• [What the task asks]:
Quote the whole listing exactly. Leave the pictures out of your copy.
** START Available data **
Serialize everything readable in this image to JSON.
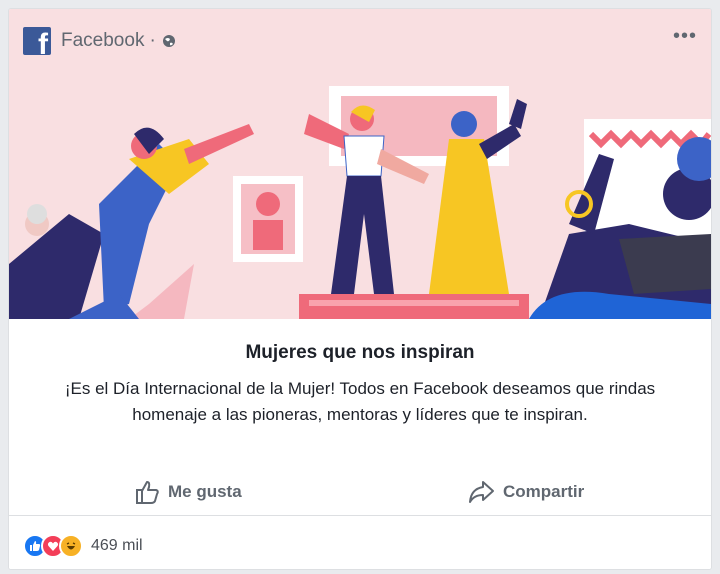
{
  "post": {
    "page_name": "Facebook",
    "separator": "·",
    "icons": {
      "logo": "facebook-logo-icon",
      "audience": "globe-icon",
      "menu": "more-options-icon"
    },
    "more_label": "•••",
    "title": "Mujeres que nos inspiran",
    "body": "¡Es el Día Internacional de la Mujer! Todos en Facebook deseamos que rindas homenaje a las pioneras, mentoras y líderes que te inspiran.",
    "banner_bg": "#f9dfe1"
  },
  "actions": {
    "like_label": "Me gusta",
    "share_label": "Compartir"
  },
  "reactions": {
    "types": [
      "like",
      "love",
      "haha"
    ],
    "count": "469 mil"
  },
  "colors": {
    "brand": "#3b5998",
    "like": "#1877f2",
    "love": "#f33e58",
    "haha": "#f7b125"
  }
}
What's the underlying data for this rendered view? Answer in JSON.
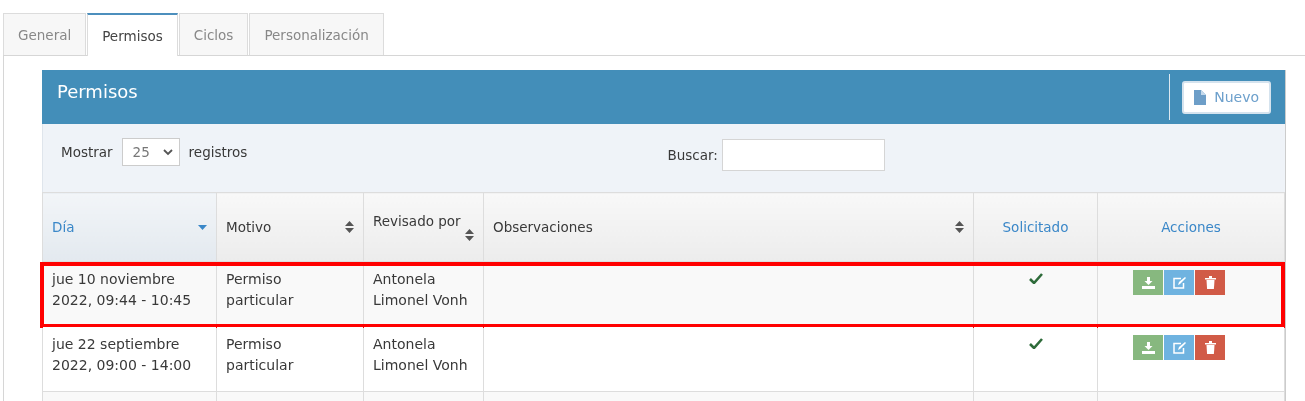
{
  "tabs": [
    {
      "label": "General",
      "selected": false
    },
    {
      "label": "Permisos",
      "selected": true
    },
    {
      "label": "Ciclos",
      "selected": false
    },
    {
      "label": "Personalización",
      "selected": false
    }
  ],
  "panel": {
    "title": "Permisos",
    "new_button": "Nuevo"
  },
  "length_control": {
    "before": "Mostrar",
    "value": "25",
    "after": "registros"
  },
  "search": {
    "label": "Buscar:"
  },
  "table": {
    "columns": [
      {
        "label": "Día",
        "kind": "sorted"
      },
      {
        "label": "Motivo",
        "kind": "sortable"
      },
      {
        "label": "Revisado por",
        "kind": "sortable"
      },
      {
        "label": "Observaciones",
        "kind": "sortable"
      },
      {
        "label": "Solicitado",
        "kind": "plain"
      },
      {
        "label": "Acciones",
        "kind": "plain"
      }
    ],
    "rows": [
      {
        "day": "jue 10 noviembre 2022, 09:44 - 10:45",
        "reason": "Permiso particular",
        "reviewed_by": "Antonela Limonel Vonh",
        "requested": true,
        "highlighted": true,
        "actions": [
          {
            "kind": "download"
          },
          {
            "kind": "edit"
          },
          {
            "kind": "delete"
          }
        ]
      },
      {
        "day": "jue 22 septiembre 2022, 09:00 - 14:00",
        "reason": "Permiso particular",
        "reviewed_by": "Antonela Limonel Vonh",
        "requested": true,
        "highlighted": false,
        "actions": [
          {
            "kind": "download"
          },
          {
            "kind": "edit"
          },
          {
            "kind": "delete"
          }
        ]
      }
    ]
  }
}
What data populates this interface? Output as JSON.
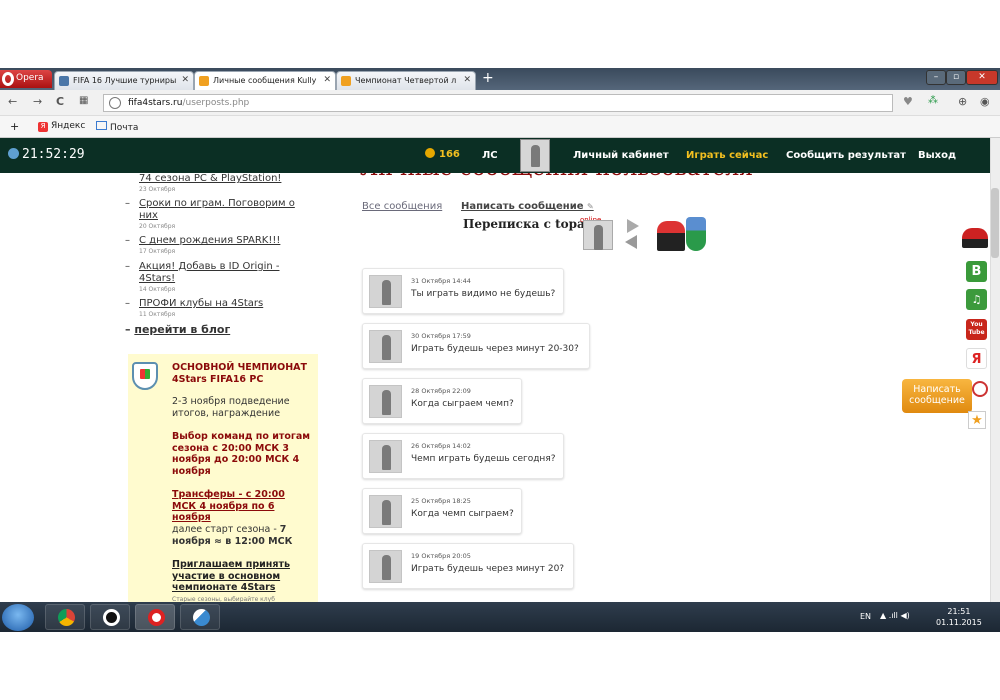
** END Available data **
• [Solution]:
Serialize everything readable in this image to JSON.
{
  "post": {
    "page_name": "Facebook",
    "separator": "·",
    "icons": {
      "logo": "facebook-logo-icon",
      "audience": "globe-icon",
      "menu": "more-options-icon"
    },
    "more_label": "•••",
    "title": "Mujeres que nos inspiran",
    "body": "¡Es el Día Internacional de la Mujer! Todos en Facebook deseamos que rindas homenaje a las pioneras, mentoras y líderes que te inspiran.",
    "banner_bg": "#f9dfe1"
  },
  "actions": {
    "like_label": "Me gusta",
    "share_label": "Compartir"
  },
  "reactions": {
    "types": [
      "like",
      "love",
      "haha"
    ],
    "count": "469 mil"
  },
  "colors": {
    "brand": "#3b5998",
    "like": "#1877f2",
    "love": "#f33e58",
    "haha": "#f7b125"
  }
}
What's the underlying data for this rendered view? Answer in JSON.
{
  "tabs": [
    {
      "label": "General",
      "selected": false
    },
    {
      "label": "Permisos",
      "selected": true
    },
    {
      "label": "Ciclos",
      "selected": false
    },
    {
      "label": "Personalización",
      "selected": false
    }
  ],
  "panel": {
    "title": "Permisos",
    "new_button": "Nuevo"
  },
  "length_control": {
    "before": "Mostrar",
    "value": "25",
    "after": "registros"
  },
  "search": {
    "label": "Buscar:"
  },
  "table": {
    "columns": [
      {
        "label": "Día",
        "kind": "sorted"
      },
      {
        "label": "Motivo",
        "kind": "sortable"
      },
      {
        "label": "Revisado por",
        "kind": "sortable"
      },
      {
        "label": "Observaciones",
        "kind": "sortable"
      },
      {
        "label": "Solicitado",
        "kind": "plain"
      },
      {
        "label": "Acciones",
        "kind": "plain"
      }
    ],
    "rows": [
      {
        "day": "jue 10 noviembre 2022, 09:44 - 10:45",
        "reason": "Permiso particular",
        "reviewed_by": "Antonela Limonel Vonh",
        "requested": true,
        "highlighted": true,
        "actions": [
          {
            "kind": "download"
          },
          {
            "kind": "edit"
          },
          {
            "kind": "delete"
          }
        ]
      },
      {
        "day": "jue 22 septiembre 2022, 09:00 - 14:00",
        "reason": "Permiso particular",
        "reviewed_by": "Antonela Limonel Vonh",
        "requested": true,
        "highlighted": false,
        "actions": [
          {
            "kind": "download"
          },
          {
            "kind": "edit"
          },
          {
            "kind": "delete"
          }
        ]
      }
    ]
  }
}
What data populates this interface? Output as JSON.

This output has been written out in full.